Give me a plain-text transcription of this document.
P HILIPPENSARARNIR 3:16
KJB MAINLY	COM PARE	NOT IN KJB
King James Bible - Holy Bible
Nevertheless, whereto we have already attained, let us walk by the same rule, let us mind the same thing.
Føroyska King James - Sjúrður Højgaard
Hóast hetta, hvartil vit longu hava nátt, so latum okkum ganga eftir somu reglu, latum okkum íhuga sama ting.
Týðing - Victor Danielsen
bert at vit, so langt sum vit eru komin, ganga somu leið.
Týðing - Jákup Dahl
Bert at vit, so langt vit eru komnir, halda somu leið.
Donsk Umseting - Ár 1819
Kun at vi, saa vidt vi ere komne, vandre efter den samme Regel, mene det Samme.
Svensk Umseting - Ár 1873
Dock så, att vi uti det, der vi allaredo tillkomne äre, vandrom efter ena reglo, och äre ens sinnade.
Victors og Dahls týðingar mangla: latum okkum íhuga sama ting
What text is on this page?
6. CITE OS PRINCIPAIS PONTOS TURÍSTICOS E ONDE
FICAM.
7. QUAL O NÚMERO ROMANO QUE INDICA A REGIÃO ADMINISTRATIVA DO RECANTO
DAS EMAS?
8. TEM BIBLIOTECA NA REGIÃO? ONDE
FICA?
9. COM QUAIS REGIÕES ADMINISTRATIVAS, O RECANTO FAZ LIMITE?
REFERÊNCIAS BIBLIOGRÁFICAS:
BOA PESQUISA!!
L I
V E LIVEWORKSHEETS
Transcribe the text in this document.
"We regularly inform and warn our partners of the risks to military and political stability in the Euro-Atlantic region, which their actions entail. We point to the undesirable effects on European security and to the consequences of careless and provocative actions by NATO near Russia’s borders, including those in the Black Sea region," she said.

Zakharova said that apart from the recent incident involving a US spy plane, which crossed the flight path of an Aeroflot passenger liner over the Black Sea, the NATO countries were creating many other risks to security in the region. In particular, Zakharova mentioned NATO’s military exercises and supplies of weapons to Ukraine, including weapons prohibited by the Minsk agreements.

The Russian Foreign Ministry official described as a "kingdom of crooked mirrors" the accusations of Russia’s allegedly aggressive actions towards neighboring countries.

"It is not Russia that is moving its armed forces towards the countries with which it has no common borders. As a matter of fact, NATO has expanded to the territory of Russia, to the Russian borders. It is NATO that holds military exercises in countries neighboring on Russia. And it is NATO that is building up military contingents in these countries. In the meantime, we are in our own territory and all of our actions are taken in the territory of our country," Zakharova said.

* * * * * * *

* [GOAL]
Which lines of the material contain the string "this"? List each of them.

* [SOLUTION]
Give me a plain-text transcription of this document.
What text is on this page?
Transcribe the text in this document.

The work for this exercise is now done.